/---

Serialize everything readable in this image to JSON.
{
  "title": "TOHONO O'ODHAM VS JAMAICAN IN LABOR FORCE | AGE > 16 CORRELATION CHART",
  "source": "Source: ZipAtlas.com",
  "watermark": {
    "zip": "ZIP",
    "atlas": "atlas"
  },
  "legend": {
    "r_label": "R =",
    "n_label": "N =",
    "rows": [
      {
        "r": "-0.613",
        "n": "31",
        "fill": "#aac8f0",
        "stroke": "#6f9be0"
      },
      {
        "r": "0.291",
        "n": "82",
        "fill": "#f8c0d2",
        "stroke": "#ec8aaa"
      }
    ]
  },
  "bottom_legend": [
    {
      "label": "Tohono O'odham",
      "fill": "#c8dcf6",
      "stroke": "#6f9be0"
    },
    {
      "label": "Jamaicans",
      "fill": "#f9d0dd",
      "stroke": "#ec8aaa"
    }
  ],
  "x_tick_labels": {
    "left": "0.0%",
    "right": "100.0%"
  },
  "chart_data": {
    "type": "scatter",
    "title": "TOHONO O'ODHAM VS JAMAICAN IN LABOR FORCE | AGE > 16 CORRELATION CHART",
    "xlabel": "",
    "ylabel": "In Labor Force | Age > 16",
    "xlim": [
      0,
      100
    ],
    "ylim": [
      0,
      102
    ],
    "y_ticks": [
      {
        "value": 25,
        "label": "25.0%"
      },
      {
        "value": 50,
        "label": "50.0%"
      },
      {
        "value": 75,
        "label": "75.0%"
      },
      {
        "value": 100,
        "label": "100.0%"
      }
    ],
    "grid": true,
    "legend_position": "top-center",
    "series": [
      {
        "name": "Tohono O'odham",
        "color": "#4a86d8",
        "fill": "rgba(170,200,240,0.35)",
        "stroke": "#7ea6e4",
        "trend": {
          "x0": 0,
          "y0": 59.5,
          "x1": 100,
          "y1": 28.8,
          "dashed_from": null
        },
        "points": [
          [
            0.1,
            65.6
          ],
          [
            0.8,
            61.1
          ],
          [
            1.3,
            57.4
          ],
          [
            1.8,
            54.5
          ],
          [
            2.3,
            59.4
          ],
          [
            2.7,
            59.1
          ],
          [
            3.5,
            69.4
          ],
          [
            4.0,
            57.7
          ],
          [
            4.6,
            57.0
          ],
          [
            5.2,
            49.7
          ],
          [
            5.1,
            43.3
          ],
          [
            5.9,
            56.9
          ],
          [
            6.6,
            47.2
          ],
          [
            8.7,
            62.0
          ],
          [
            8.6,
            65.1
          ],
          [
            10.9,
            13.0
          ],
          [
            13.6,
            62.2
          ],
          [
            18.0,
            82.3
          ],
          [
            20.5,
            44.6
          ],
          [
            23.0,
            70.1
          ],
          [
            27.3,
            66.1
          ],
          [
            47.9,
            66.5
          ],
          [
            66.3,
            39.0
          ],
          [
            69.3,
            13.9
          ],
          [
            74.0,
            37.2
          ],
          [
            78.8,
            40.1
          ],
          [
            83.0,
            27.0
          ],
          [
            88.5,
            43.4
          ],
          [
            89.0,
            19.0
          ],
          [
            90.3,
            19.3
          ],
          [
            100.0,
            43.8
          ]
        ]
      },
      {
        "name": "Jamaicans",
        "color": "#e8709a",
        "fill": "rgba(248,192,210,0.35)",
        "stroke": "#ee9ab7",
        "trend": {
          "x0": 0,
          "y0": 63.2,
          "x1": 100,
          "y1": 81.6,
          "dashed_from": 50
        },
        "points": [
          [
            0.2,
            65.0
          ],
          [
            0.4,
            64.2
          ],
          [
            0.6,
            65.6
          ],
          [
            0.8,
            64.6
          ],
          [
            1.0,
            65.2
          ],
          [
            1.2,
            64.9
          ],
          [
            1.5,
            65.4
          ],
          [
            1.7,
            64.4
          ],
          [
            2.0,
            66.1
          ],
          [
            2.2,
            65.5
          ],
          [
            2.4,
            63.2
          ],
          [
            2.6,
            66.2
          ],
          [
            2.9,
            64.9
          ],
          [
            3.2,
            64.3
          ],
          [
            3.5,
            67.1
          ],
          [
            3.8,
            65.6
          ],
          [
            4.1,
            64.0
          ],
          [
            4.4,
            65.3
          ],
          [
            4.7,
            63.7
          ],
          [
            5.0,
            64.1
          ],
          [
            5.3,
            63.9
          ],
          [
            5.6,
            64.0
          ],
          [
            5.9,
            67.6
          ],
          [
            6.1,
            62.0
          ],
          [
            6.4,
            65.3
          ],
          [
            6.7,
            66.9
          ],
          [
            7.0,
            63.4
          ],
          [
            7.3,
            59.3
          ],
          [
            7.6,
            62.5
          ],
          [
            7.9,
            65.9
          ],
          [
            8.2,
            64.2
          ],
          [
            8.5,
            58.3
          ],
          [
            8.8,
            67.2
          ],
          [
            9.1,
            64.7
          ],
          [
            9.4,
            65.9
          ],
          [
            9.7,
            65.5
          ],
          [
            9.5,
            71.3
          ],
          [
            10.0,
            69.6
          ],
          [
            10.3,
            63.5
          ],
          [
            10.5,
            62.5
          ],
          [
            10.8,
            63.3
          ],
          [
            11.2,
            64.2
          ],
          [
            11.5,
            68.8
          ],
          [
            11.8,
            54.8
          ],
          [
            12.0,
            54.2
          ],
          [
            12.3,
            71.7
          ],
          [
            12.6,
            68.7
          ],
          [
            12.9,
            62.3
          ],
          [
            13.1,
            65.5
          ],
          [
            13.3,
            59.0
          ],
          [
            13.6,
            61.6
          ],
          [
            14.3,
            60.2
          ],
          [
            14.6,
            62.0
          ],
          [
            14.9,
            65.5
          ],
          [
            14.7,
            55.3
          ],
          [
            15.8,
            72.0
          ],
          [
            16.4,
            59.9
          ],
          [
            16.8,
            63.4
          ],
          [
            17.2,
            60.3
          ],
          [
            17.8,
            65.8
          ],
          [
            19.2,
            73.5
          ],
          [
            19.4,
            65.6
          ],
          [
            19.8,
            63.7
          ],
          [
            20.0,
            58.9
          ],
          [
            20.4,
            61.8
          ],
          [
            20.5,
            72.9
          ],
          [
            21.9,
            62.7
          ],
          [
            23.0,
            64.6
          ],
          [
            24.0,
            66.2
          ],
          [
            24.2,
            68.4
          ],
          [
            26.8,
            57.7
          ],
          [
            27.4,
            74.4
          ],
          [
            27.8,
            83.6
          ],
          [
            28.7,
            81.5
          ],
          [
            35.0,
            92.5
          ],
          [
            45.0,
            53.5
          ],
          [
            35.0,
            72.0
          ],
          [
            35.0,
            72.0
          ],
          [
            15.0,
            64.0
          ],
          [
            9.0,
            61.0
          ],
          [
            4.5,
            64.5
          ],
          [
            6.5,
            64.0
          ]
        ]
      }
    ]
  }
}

\---

Copy every record above exactly as it appears.

_FINISHED EXERCISE_
Serialize everything readable in this image to JSON.
{
  "title": "TOHONO O'ODHAM VS JAMAICAN IN LABOR FORCE | AGE > 16 CORRELATION CHART",
  "source": "Source: ZipAtlas.com",
  "watermark": {
    "zip": "ZIP",
    "atlas": "atlas"
  },
  "legend": {
    "r_label": "R =",
    "n_label": "N =",
    "rows": [
      {
        "r": "-0.613",
        "n": "31",
        "fill": "#aac8f0",
        "stroke": "#6f9be0"
      },
      {
        "r": "0.291",
        "n": "82",
        "fill": "#f8c0d2",
        "stroke": "#ec8aaa"
      }
    ]
  },
  "bottom_legend": [
    {
      "label": "Tohono O'odham",
      "fill": "#c8dcf6",
      "stroke": "#6f9be0"
    },
    {
      "label": "Jamaicans",
      "fill": "#f9d0dd",
      "stroke": "#ec8aaa"
    }
  ],
  "x_tick_labels": {
    "left": "0.0%",
    "right": "100.0%"
  },
  "chart_data": {
    "type": "scatter",
    "title": "TOHONO O'ODHAM VS JAMAICAN IN LABOR FORCE | AGE > 16 CORRELATION CHART",
    "xlabel": "",
    "ylabel": "In Labor Force | Age > 16",
    "xlim": [
      0,
      100
    ],
    "ylim": [
      0,
      102
    ],
    "y_ticks": [
      {
        "value": 25,
        "label": "25.0%"
      },
      {
        "value": 50,
        "label": "50.0%"
      },
      {
        "value": 75,
        "label": "75.0%"
      },
      {
        "value": 100,
        "label": "100.0%"
      }
    ],
    "grid": true,
    "legend_position": "top-center",
    "series": [
      {
        "name": "Tohono O'odham",
        "color": "#4a86d8",
        "fill": "rgba(170,200,240,0.35)",
        "stroke": "#7ea6e4",
        "trend": {
          "x0": 0,
          "y0": 59.5,
          "x1": 100,
          "y1": 28.8,
          "dashed_from": null
        },
        "points": [
          [
            0.1,
            65.6
          ],
          [
            0.8,
            61.1
          ],
          [
            1.3,
            57.4
          ],
          [
            1.8,
            54.5
          ],
          [
            2.3,
            59.4
          ],
          [
            2.7,
            59.1
          ],
          [
            3.5,
            69.4
          ],
          [
            4.0,
            57.7
          ],
          [
            4.6,
            57.0
          ],
          [
            5.2,
            49.7
          ],
          [
            5.1,
            43.3
          ],
          [
            5.9,
            56.9
          ],
          [
            6.6,
            47.2
          ],
          [
            8.7,
            62.0
          ],
          [
            8.6,
            65.1
          ],
          [
            10.9,
            13.0
          ],
          [
            13.6,
            62.2
          ],
          [
            18.0,
            82.3
          ],
          [
            20.5,
            44.6
          ],
          [
            23.0,
            70.1
          ],
          [
            27.3,
            66.1
          ],
          [
            47.9,
            66.5
          ],
          [
            66.3,
            39.0
          ],
          [
            69.3,
            13.9
          ],
          [
            74.0,
            37.2
          ],
          [
            78.8,
            40.1
          ],
          [
            83.0,
            27.0
          ],
          [
            88.5,
            43.4
          ],
          [
            89.0,
            19.0
          ],
          [
            90.3,
            19.3
          ],
          [
            100.0,
            43.8
          ]
        ]
      },
      {
        "name": "Jamaicans",
        "color": "#e8709a",
        "fill": "rgba(248,192,210,0.35)",
        "stroke": "#ee9ab7",
        "trend": {
          "x0": 0,
          "y0": 63.2,
          "x1": 100,
          "y1": 81.6,
          "dashed_from": 50
        },
        "points": [
          [
            0.2,
            65.0
          ],
          [
            0.4,
            64.2
          ],
          [
            0.6,
            65.6
          ],
          [
            0.8,
            64.6
          ],
          [
            1.0,
            65.2
          ],
          [
            1.2,
            64.9
          ],
          [
            1.5,
            65.4
          ],
          [
            1.7,
            64.4
          ],
          [
            2.0,
            66.1
          ],
          [
            2.2,
            65.5
          ],
          [
            2.4,
            63.2
          ],
          [
            2.6,
            66.2
          ],
          [
            2.9,
            64.9
          ],
          [
            3.2,
            64.3
          ],
          [
            3.5,
            67.1
          ],
          [
            3.8,
            65.6
          ],
          [
            4.1,
            64.0
          ],
          [
            4.4,
            65.3
          ],
          [
            4.7,
            63.7
          ],
          [
            5.0,
            64.1
          ],
          [
            5.3,
            63.9
          ],
          [
            5.6,
            64.0
          ],
          [
            5.9,
            67.6
          ],
          [
            6.1,
            62.0
          ],
          [
            6.4,
            65.3
          ],
          [
            6.7,
            66.9
          ],
          [
            7.0,
            63.4
          ],
          [
            7.3,
            59.3
          ],
          [
            7.6,
            62.5
          ],
          [
            7.9,
            65.9
          ],
          [
            8.2,
            64.2
          ],
          [
            8.5,
            58.3
          ],
          [
            8.8,
            67.2
          ],
          [
            9.1,
            64.7
          ],
          [
            9.4,
            65.9
          ],
          [
            9.7,
            65.5
          ],
          [
            9.5,
            71.3
          ],
          [
            10.0,
            69.6
          ],
          [
            10.3,
            63.5
          ],
          [
            10.5,
            62.5
          ],
          [
            10.8,
            63.3
          ],
          [
            11.2,
            64.2
          ],
          [
            11.5,
            68.8
          ],
          [
            11.8,
            54.8
          ],
          [
            12.0,
            54.2
          ],
          [
            12.3,
            71.7
          ],
          [
            12.6,
            68.7
          ],
          [
            12.9,
            62.3
          ],
          [
            13.1,
            65.5
          ],
          [
            13.3,
            59.0
          ],
          [
            13.6,
            61.6
          ],
          [
            14.3,
            60.2
          ],
          [
            14.6,
            62.0
          ],
          [
            14.9,
            65.5
          ],
          [
            14.7,
            55.3
          ],
          [
            15.8,
            72.0
          ],
          [
            16.4,
            59.9
          ],
          [
            16.8,
            63.4
          ],
          [
            17.2,
            60.3
          ],
          [
            17.8,
            65.8
          ],
          [
            19.2,
            73.5
          ],
          [
            19.4,
            65.6
          ],
          [
            19.8,
            63.7
          ],
          [
            20.0,
            58.9
          ],
          [
            20.4,
            61.8
          ],
          [
            20.5,
            72.9
          ],
          [
            21.9,
            62.7
          ],
          [
            23.0,
            64.6
          ],
          [
            24.0,
            66.2
          ],
          [
            24.2,
            68.4
          ],
          [
            26.8,
            57.7
          ],
          [
            27.4,
            74.4
          ],
          [
            27.8,
            83.6
          ],
          [
            28.7,
            81.5
          ],
          [
            35.0,
            92.5
          ],
          [
            45.0,
            53.5
          ],
          [
            35.0,
            72.0
          ],
          [
            35.0,
            72.0
          ],
          [
            15.0,
            64.0
          ],
          [
            9.0,
            61.0
          ],
          [
            4.5,
            64.5
          ],
          [
            6.5,
            64.0
          ]
        ]
      }
    ]
  }
}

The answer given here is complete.